(Saved entries)
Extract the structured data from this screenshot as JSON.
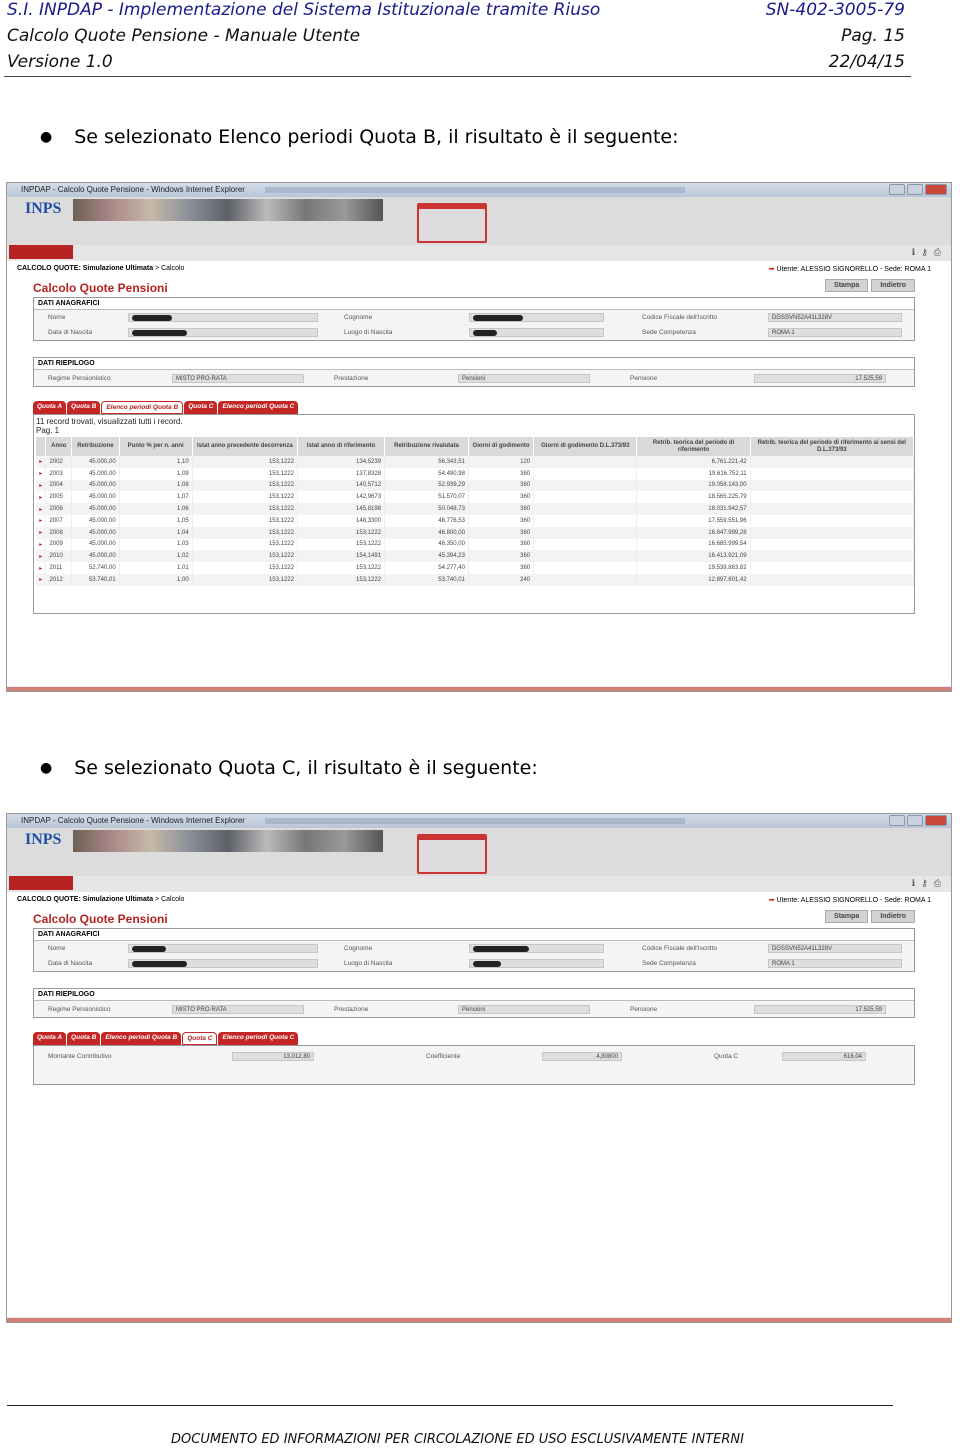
{
  "header": {
    "line1_left": "S.I. INPDAP - Implementazione del Sistema Istituzionale tramite Riuso",
    "line1_right": "SN-402-3005-79",
    "line2_left": "Calcolo Quote Pensione - Manuale Utente",
    "line2_right": "Pag. 15",
    "line3_left": "Versione 1.0",
    "line3_right": "22/04/15"
  },
  "bullets": {
    "first": "Se selezionato Elenco periodi Quota B, il risultato è il seguente:",
    "second": "Se selezionato Quota C, il risultato è il seguente:"
  },
  "app": {
    "window_title": "INPDAP - Calcolo Quote Pensione - Windows Internet Explorer",
    "logo": "INPS",
    "breadcrumb_bold": "CALCOLO QUOTE: Simulazione Ultimata",
    "breadcrumb_rest": " > Calcolo",
    "user_info": "Utente: ALESSIO SIGNORELLO - Sede: ROMA 1",
    "page_title": "Calcolo Quote Pensioni",
    "btn_print": "Stampa",
    "btn_back": "Indietro",
    "anag": {
      "title": "DATI ANAGRAFICI",
      "nome": "Nome",
      "data_nascita": "Data di Nascita",
      "cognome": "Cognome",
      "luogo_nascita": "Luogo di Nascita",
      "codice_fiscale_label": "Codice Fiscale dell'Iscritto",
      "codice_fiscale": "DGSSVN52A41L328V",
      "sede_label": "Sede Competenza",
      "sede": "ROMA 1"
    },
    "riep": {
      "title": "DATI RIEPILOGO",
      "regime_label": "Regime Pensionistico",
      "regime": "MISTO PRO-RATA",
      "prestazione_label": "Prestazione",
      "prestazione": "Pensioni",
      "pensione_label": "Pensione",
      "pensione": "17.525,59"
    },
    "tabs": [
      "Quota A",
      "Quota B",
      "Elenco periodi Quota B",
      "Quota C",
      "Elenco periodi Quota C"
    ],
    "records_info": "11 record trovati, visualizzati tutti i record.",
    "page_info": "Pag. 1",
    "columns": [
      "Anno",
      "Retribuzione",
      "Punto % per n. anni",
      "Istat anno precedente decorrenza",
      "Istat anno di riferimento",
      "Retribuzione rivalutata",
      "Giorni di godimento",
      "Giorni di godimento D.L.373/93",
      "Retrib. teorica del periodo di riferimento",
      "Retrib. teorica del periodo di riferimento ai sensi del D.L.373/93"
    ],
    "rows": [
      [
        "2002",
        "45.000,00",
        "1,10",
        "153,1222",
        "134,5239",
        "56.343,51",
        "120",
        "",
        "6.761.221,42",
        ""
      ],
      [
        "2003",
        "45.000,00",
        "1,09",
        "153,1222",
        "137,8328",
        "54.490,98",
        "360",
        "",
        "19.616.752,11",
        ""
      ],
      [
        "2004",
        "45.000,00",
        "1,08",
        "153,1222",
        "140,5712",
        "52.939,29",
        "360",
        "",
        "19.058.143,00",
        ""
      ],
      [
        "2005",
        "45.000,00",
        "1,07",
        "153,1222",
        "142,9673",
        "51.570,07",
        "360",
        "",
        "18.565.225,79",
        ""
      ],
      [
        "2006",
        "45.000,00",
        "1,06",
        "153,1222",
        "145,8198",
        "50.048,73",
        "360",
        "",
        "18.031.942,57",
        ""
      ],
      [
        "2007",
        "45.000,00",
        "1,05",
        "153,1222",
        "148,3300",
        "48.776,53",
        "360",
        "",
        "17.559.551,96",
        ""
      ],
      [
        "2008",
        "45.000,00",
        "1,04",
        "153,1222",
        "153,1222",
        "46.800,00",
        "360",
        "",
        "16.847.999,28",
        ""
      ],
      [
        "2009",
        "45.000,00",
        "1,03",
        "153,1222",
        "153,1222",
        "46.350,00",
        "360",
        "",
        "16.685.999,54",
        ""
      ],
      [
        "2010",
        "45.000,00",
        "1,02",
        "153,1222",
        "154,1491",
        "45.394,23",
        "360",
        "",
        "16.413.921,09",
        ""
      ],
      [
        "2011",
        "52.740,00",
        "1,01",
        "153,1222",
        "153,1222",
        "54.277,40",
        "360",
        "",
        "19.539.863,82",
        ""
      ],
      [
        "2012",
        "53.740,01",
        "1,00",
        "153,1222",
        "153,1222",
        "53.740,01",
        "240",
        "",
        "12.897.601,42",
        ""
      ]
    ],
    "quota_c": {
      "montante_label": "Montante Contributivo",
      "montante": "13.012,80",
      "coeff_label": "Coefficiente",
      "coeff": "4,80800",
      "quota_label": "Quota C",
      "quota": "616,04"
    }
  },
  "footer": "DOCUMENTO ED INFORMAZIONI PER CIRCOLAZIONE ED USO  ESCLUSIVAMENTE INTERNI"
}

* TASK BRIEF
Provide the number of lines in the data above that contain the string "godimento", and nothing else.

* EXERCISE ANSWER
2